## Begin DATA TO USE
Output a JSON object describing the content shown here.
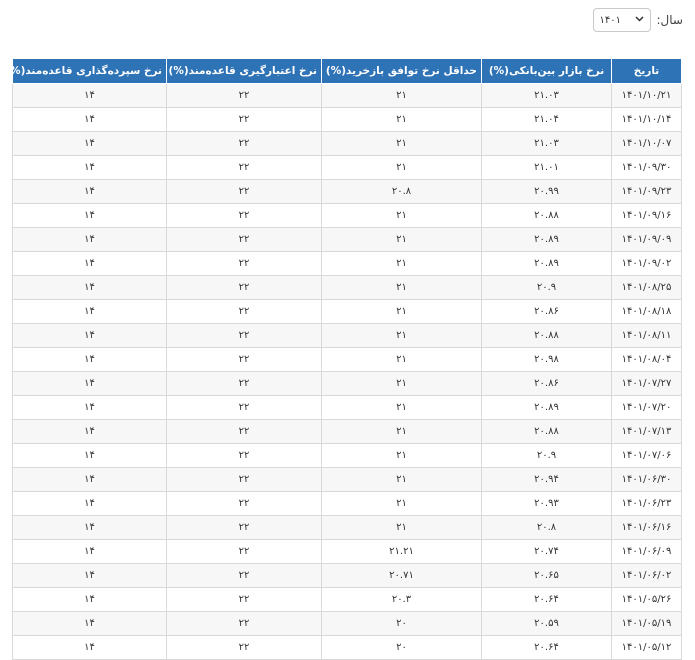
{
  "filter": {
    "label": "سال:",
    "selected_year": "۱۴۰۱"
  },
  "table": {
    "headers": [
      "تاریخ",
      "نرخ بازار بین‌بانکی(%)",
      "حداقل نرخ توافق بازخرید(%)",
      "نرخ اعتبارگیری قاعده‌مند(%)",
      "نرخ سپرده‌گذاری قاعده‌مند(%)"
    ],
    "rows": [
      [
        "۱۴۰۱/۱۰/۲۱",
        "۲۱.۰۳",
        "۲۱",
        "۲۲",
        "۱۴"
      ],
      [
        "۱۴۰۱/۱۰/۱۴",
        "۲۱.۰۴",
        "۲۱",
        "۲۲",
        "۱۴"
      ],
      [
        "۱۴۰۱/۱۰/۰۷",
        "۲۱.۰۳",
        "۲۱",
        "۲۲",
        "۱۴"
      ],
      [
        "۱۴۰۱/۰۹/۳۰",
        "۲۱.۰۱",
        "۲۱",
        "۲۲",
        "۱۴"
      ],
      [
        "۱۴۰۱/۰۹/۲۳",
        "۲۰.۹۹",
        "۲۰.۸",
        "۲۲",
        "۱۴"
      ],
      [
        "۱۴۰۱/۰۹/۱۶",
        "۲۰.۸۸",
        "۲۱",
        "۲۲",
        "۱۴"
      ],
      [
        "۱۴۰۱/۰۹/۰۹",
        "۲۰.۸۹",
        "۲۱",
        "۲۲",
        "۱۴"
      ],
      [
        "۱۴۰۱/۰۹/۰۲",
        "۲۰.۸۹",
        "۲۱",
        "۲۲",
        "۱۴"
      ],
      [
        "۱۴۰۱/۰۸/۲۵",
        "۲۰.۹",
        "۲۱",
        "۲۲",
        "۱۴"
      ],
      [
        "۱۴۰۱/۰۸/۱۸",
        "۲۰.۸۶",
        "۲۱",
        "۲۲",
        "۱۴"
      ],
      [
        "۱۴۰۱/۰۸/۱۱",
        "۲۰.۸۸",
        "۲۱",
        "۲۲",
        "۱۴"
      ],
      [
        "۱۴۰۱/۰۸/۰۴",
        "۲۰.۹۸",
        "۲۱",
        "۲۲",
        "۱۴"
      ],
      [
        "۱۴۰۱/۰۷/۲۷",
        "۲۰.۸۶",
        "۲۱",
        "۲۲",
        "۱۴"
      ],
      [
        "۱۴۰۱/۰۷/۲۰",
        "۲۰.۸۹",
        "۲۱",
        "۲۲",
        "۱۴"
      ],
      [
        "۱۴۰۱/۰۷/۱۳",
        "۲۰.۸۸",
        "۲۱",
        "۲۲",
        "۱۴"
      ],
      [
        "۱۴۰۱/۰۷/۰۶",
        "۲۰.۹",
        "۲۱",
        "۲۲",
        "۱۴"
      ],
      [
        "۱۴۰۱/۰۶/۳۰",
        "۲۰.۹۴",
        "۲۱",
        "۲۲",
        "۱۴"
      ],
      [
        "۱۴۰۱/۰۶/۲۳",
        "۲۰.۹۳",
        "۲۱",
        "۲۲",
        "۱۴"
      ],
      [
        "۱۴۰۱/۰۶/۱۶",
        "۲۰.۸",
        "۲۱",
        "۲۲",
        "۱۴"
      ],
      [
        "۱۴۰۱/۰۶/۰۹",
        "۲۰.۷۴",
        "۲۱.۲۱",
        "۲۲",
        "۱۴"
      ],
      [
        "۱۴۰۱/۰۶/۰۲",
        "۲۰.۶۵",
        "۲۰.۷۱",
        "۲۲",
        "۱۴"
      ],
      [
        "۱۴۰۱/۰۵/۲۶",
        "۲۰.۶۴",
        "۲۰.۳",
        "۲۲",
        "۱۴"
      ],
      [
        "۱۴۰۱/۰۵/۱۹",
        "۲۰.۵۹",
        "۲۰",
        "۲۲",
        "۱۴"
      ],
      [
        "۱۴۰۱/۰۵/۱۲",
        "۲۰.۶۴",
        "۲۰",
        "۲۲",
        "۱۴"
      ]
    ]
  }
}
## End DATA TO USE
§ **EXERCISE DETAILS**: Copy the records above exactly, omitting every picture.

§ **TASK ANSWER**:
Output a JSON object describing the content shown here.
{
  "filter": {
    "label": "سال:",
    "selected_year": "۱۴۰۱"
  },
  "table": {
    "headers": [
      "تاریخ",
      "نرخ بازار بین‌بانکی(%)",
      "حداقل نرخ توافق بازخرید(%)",
      "نرخ اعتبارگیری قاعده‌مند(%)",
      "نرخ سپرده‌گذاری قاعده‌مند(%)"
    ],
    "rows": [
      [
        "۱۴۰۱/۱۰/۲۱",
        "۲۱.۰۳",
        "۲۱",
        "۲۲",
        "۱۴"
      ],
      [
        "۱۴۰۱/۱۰/۱۴",
        "۲۱.۰۴",
        "۲۱",
        "۲۲",
        "۱۴"
      ],
      [
        "۱۴۰۱/۱۰/۰۷",
        "۲۱.۰۳",
        "۲۱",
        "۲۲",
        "۱۴"
      ],
      [
        "۱۴۰۱/۰۹/۳۰",
        "۲۱.۰۱",
        "۲۱",
        "۲۲",
        "۱۴"
      ],
      [
        "۱۴۰۱/۰۹/۲۳",
        "۲۰.۹۹",
        "۲۰.۸",
        "۲۲",
        "۱۴"
      ],
      [
        "۱۴۰۱/۰۹/۱۶",
        "۲۰.۸۸",
        "۲۱",
        "۲۲",
        "۱۴"
      ],
      [
        "۱۴۰۱/۰۹/۰۹",
        "۲۰.۸۹",
        "۲۱",
        "۲۲",
        "۱۴"
      ],
      [
        "۱۴۰۱/۰۹/۰۲",
        "۲۰.۸۹",
        "۲۱",
        "۲۲",
        "۱۴"
      ],
      [
        "۱۴۰۱/۰۸/۲۵",
        "۲۰.۹",
        "۲۱",
        "۲۲",
        "۱۴"
      ],
      [
        "۱۴۰۱/۰۸/۱۸",
        "۲۰.۸۶",
        "۲۱",
        "۲۲",
        "۱۴"
      ],
      [
        "۱۴۰۱/۰۸/۱۱",
        "۲۰.۸۸",
        "۲۱",
        "۲۲",
        "۱۴"
      ],
      [
        "۱۴۰۱/۰۸/۰۴",
        "۲۰.۹۸",
        "۲۱",
        "۲۲",
        "۱۴"
      ],
      [
        "۱۴۰۱/۰۷/۲۷",
        "۲۰.۸۶",
        "۲۱",
        "۲۲",
        "۱۴"
      ],
      [
        "۱۴۰۱/۰۷/۲۰",
        "۲۰.۸۹",
        "۲۱",
        "۲۲",
        "۱۴"
      ],
      [
        "۱۴۰۱/۰۷/۱۳",
        "۲۰.۸۸",
        "۲۱",
        "۲۲",
        "۱۴"
      ],
      [
        "۱۴۰۱/۰۷/۰۶",
        "۲۰.۹",
        "۲۱",
        "۲۲",
        "۱۴"
      ],
      [
        "۱۴۰۱/۰۶/۳۰",
        "۲۰.۹۴",
        "۲۱",
        "۲۲",
        "۱۴"
      ],
      [
        "۱۴۰۱/۰۶/۲۳",
        "۲۰.۹۳",
        "۲۱",
        "۲۲",
        "۱۴"
      ],
      [
        "۱۴۰۱/۰۶/۱۶",
        "۲۰.۸",
        "۲۱",
        "۲۲",
        "۱۴"
      ],
      [
        "۱۴۰۱/۰۶/۰۹",
        "۲۰.۷۴",
        "۲۱.۲۱",
        "۲۲",
        "۱۴"
      ],
      [
        "۱۴۰۱/۰۶/۰۲",
        "۲۰.۶۵",
        "۲۰.۷۱",
        "۲۲",
        "۱۴"
      ],
      [
        "۱۴۰۱/۰۵/۲۶",
        "۲۰.۶۴",
        "۲۰.۳",
        "۲۲",
        "۱۴"
      ],
      [
        "۱۴۰۱/۰۵/۱۹",
        "۲۰.۵۹",
        "۲۰",
        "۲۲",
        "۱۴"
      ],
      [
        "۱۴۰۱/۰۵/۱۲",
        "۲۰.۶۴",
        "۲۰",
        "۲۲",
        "۱۴"
      ]
    ]
  }
}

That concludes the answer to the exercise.